• _Written task a_:
Which lines of the entries contain the string "class"? Show each of them in full, and note that case counts.

Not really. It isn't really reactive, it doesn't change impedance with frequency, it doesn't act like a coil attached to membrane, moving air volume with varied elasticity and it doesn't produce ac power back to the amp.


Oh but it does, when well-dimensioned. It is reactive, changes impedance with freq, kicks back to the amp, etc. The trick is to translate resistance, spring and mass in R, C and L. The amp couldn't tell the difference!

Jan Didden
 
For some here it is difficult to imagine the loudspeaker as a 2 way active transducer. It goes both ways. It emits sonic waves from the application of an input electrical signal, this everybody knows, but it also generates a LOW impedance electrical signal from stored energy in its inductive and capacitive components, stored energy in the resonant box, AND it actually picks up signal from other sources in the room, including its own early sound output.
Now, IF you use an output stage that has a very low output impedance without resorting to global feedback, then these extraneous signals will be suppressed at the output of the power amp, with or without global feedback. My designs do this naturally, and even though I use lots of global feedback, I don't get IIM.
However, IF you have an intrinsically high output impedance, then these extraneous signals coming back from the loudspeaker, have to go back to the input of the amp and will create an extra error signal injected into the feedback loop. This is the problem.
 
janneman said:



Oh but it does, when well-dimensioned. It is reactive, changes impedance with freq, kicks back to the amp, etc. The trick is to translate resistance, spring and mass in R, C and L. The amp couldn't tell the difference!

Jan Didden


That's interesting. Do you have any working suggestion for a circuit that "translates resistance, spring and mass in R, C and L and kicks back to the amp"?

• _Element box annotations_:
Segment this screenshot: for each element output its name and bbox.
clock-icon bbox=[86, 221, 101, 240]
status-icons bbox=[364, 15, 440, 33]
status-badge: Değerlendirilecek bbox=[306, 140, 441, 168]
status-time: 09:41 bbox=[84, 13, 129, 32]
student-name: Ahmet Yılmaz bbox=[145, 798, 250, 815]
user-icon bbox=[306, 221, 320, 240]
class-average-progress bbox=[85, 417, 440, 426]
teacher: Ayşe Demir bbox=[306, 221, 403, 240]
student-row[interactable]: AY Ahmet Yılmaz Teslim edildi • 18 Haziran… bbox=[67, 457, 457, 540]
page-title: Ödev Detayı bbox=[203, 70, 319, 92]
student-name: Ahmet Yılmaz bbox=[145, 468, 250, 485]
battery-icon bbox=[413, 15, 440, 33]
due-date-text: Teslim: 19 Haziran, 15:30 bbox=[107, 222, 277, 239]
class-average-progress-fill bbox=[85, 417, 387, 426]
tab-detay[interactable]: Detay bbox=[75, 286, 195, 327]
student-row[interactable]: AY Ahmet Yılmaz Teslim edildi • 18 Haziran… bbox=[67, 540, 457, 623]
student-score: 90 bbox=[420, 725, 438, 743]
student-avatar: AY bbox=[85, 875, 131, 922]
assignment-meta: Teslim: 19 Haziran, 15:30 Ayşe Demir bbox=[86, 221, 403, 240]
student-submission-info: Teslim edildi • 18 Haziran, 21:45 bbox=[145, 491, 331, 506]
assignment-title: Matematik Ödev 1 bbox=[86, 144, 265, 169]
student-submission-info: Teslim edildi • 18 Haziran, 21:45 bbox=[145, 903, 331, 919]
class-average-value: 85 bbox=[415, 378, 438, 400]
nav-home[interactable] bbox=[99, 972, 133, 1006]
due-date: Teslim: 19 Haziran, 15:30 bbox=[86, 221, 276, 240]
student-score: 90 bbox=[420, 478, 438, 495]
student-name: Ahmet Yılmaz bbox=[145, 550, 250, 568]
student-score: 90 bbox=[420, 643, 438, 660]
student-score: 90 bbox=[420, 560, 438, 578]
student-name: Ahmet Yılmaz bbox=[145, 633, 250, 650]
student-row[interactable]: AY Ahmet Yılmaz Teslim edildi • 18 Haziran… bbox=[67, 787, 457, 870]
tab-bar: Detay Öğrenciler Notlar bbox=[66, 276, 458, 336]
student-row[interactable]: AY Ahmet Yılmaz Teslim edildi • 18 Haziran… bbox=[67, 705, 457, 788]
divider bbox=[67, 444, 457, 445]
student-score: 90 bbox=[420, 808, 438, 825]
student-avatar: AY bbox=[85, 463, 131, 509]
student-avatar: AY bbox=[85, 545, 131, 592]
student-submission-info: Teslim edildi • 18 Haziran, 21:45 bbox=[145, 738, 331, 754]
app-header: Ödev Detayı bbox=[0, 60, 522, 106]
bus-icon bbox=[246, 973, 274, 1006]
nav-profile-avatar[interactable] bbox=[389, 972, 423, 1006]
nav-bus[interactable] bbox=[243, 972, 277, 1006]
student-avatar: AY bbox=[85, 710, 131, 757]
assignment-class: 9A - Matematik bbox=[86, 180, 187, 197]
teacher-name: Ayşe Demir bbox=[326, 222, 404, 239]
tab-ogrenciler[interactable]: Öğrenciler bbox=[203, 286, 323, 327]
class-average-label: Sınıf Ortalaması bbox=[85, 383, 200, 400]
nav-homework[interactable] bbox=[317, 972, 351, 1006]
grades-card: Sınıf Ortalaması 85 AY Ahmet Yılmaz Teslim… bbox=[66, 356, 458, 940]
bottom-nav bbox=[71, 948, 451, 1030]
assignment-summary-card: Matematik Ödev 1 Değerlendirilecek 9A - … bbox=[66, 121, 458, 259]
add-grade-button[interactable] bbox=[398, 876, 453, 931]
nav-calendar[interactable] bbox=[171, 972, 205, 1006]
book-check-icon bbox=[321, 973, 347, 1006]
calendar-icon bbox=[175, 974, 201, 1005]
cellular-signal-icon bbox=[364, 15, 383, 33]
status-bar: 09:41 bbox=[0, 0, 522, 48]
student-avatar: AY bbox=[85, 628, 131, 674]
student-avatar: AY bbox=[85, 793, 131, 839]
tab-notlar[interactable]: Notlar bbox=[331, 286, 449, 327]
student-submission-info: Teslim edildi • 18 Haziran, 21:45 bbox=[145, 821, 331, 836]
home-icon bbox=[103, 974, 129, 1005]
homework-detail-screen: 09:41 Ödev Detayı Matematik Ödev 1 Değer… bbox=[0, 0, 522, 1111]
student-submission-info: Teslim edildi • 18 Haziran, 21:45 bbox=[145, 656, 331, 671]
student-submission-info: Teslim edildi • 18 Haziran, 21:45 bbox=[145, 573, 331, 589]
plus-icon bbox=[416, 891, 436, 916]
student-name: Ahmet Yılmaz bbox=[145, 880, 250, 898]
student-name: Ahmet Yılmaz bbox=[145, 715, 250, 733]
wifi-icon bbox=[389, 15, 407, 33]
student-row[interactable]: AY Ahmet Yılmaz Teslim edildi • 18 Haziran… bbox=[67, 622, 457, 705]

• _Written task b_:
Can you change the loudspeaker text by giving everything from "Now, IF you" down to "is the problem." again, with "global feedback" replaced by "overall feedback"?

• _Full output a_:
class-average-progress bbox=[85, 417, 440, 426]
class-average-progress-fill bbox=[85, 417, 387, 426]
class-average-value: 85 bbox=[415, 378, 438, 400]
assignment-class: 9A - Matematik bbox=[86, 180, 187, 197]
class-average-label: Sınıf Ortalaması bbox=[85, 383, 200, 400]

• _Full output b_:
Now, IF you use an output stage that has a very low output impedance without resorting to overall feedback, then these extraneous signals will be suppressed at the output of the power amp, with or without overall feedback. My designs do this naturally, and even though I use lots of overall feedback, I don't get IIM.
However, IF you have an intrinsically high output impedance, then these extraneous signals coming back from the loudspeaker, have to go back to the input of the amp and will create an extra error signal injected into the feedback loop. This is the problem.